##### Given records

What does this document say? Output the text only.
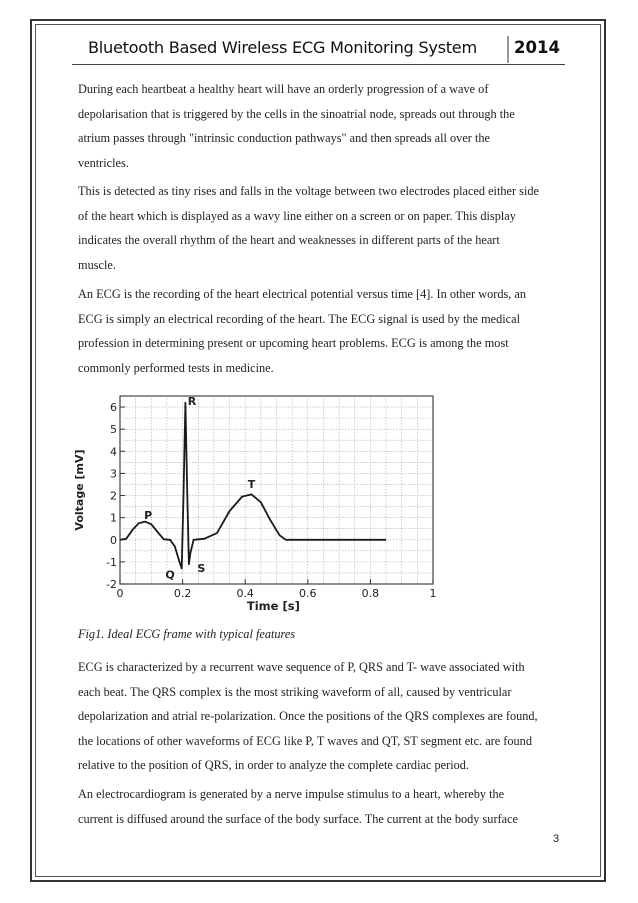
Bluetooth Based Wireless ECG Monitoring System 2014

During each heartbeat a healthy heart will have an orderly progression of a wave of
depolarisation that is triggered by the cells in the sinoatrial node, spreads out through the
atrium passes through "intrinsic conduction pathways" and then spreads all over the
ventricles.

This is detected as tiny rises and falls in the voltage between two electrodes placed either side
of the heart which is displayed as a wavy line either on a screen or on paper. This display
indicates the overall rhythm of the heart and weaknesses in different parts of the heart
muscle.

An ECG is the recording of the heart electrical potential versus time [4]. In other words, an
ECG is simply an electrical recording of the heart. The ECG signal is used by the medical
profession in determining present or upcoming heart problems. ECG is among the most
commonly performed tests in medicine.

-2
-1
0
1
2
3
4
5
6
0	0.2	0.4	0.6	0.8	1
Time [s]
Voltage [mV]	P
Q
R
S
T
Fig1. Ideal ECG frame with typical features

ECG is characterized by a recurrent wave sequence of P, QRS and T- wave associated with
each beat. The QRS complex is the most striking waveform of all, caused by ventricular
depolarization and atrial re-polarization. Once the positions of the QRS complexes are found,
the locations of other waveforms of ECG like P, T waves and QT, ST segment etc. are found
relative to the position of QRS, in order to analyze the complete cardiac period.

An electrocardiogram is generated by a nerve impulse stimulus to a heart, whereby the
current is diffused around the surface of the body surface. The current at the body surface

3
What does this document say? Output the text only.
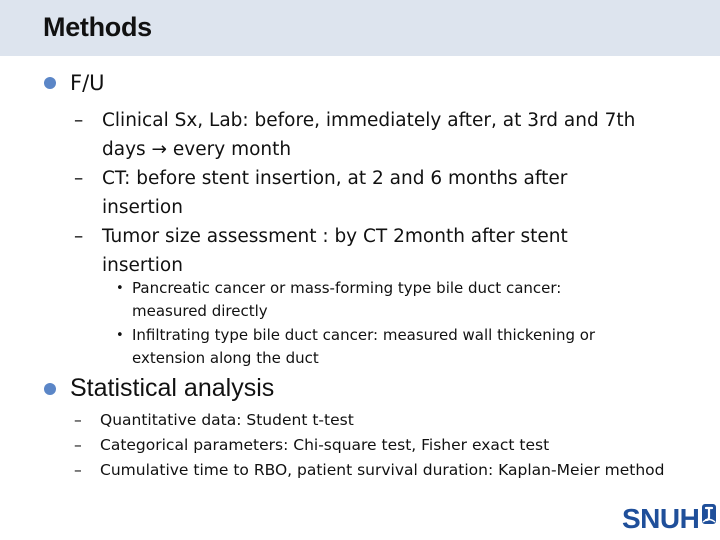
Methods
F/U
–	Clinical Sx, Lab: before, immediately after, at 3rd and 7th
days → every month
–	CT: before stent insertion, at 2 and 6 months after
insertion
–	Tumor size assessment : by CT 2month after stent
insertion
• Pancreatic cancer or mass-forming type bile duct cancer:
measured directly
• Infiltrating type bile duct cancer: measured wall thickening or
extension along the duct
Statistical analysis
–	Quantitative data: Student t-test
–	Categorical parameters: Chi-square test, Fisher exact test
–	Cumulative time to RBO, patient survival duration: Kaplan-Meier method
SNUH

##########

# What is being asked
Everything in the material must be duplicated exactly, except the pictures.

# Output below
What does this document say? Output the text only.
Bluetooth Based Wireless ECG Monitoring System 2014

During each heartbeat a healthy heart will have an orderly progression of a wave of
depolarisation that is triggered by the cells in the sinoatrial node, spreads out through the
atrium passes through "intrinsic conduction pathways" and then spreads all over the
ventricles.

This is detected as tiny rises and falls in the voltage between two electrodes placed either side
of the heart which is displayed as a wavy line either on a screen or on paper. This display
indicates the overall rhythm of the heart and weaknesses in different parts of the heart
muscle.

An ECG is the recording of the heart electrical potential versus time [4]. In other words, an
ECG is simply an electrical recording of the heart. The ECG signal is used by the medical
profession in determining present or upcoming heart problems. ECG is among the most
commonly performed tests in medicine.

-2
-1
0
1
2
3
4
5
6
0	0.2	0.4	0.6	0.8	1
Time [s]
Voltage [mV]	P
Q
R
S
T
Fig1. Ideal ECG frame with typical features

ECG is characterized by a recurrent wave sequence of P, QRS and T- wave associated with
each beat. The QRS complex is the most striking waveform of all, caused by ventricular
depolarization and atrial re-polarization. Once the positions of the QRS complexes are found,
the locations of other waveforms of ECG like P, T waves and QT, ST segment etc. are found
relative to the position of QRS, in order to analyze the complete cardiac period.

An electrocardiogram is generated by a nerve impulse stimulus to a heart, whereby the
current is diffused around the surface of the body surface. The current at the body surface

3
What does this document say? Output the text only.
Methods
F/U
–	Clinical Sx, Lab: before, immediately after, at 3rd and 7th
days → every month
–	CT: before stent insertion, at 2 and 6 months after
insertion
–	Tumor size assessment : by CT 2month after stent
insertion
• Pancreatic cancer or mass-forming type bile duct cancer:
measured directly
• Infiltrating type bile duct cancer: measured wall thickening or
extension along the duct
Statistical analysis
–	Quantitative data: Student t-test
–	Categorical parameters: Chi-square test, Fisher exact test
–	Cumulative time to RBO, patient survival duration: Kaplan-Meier method
SNUH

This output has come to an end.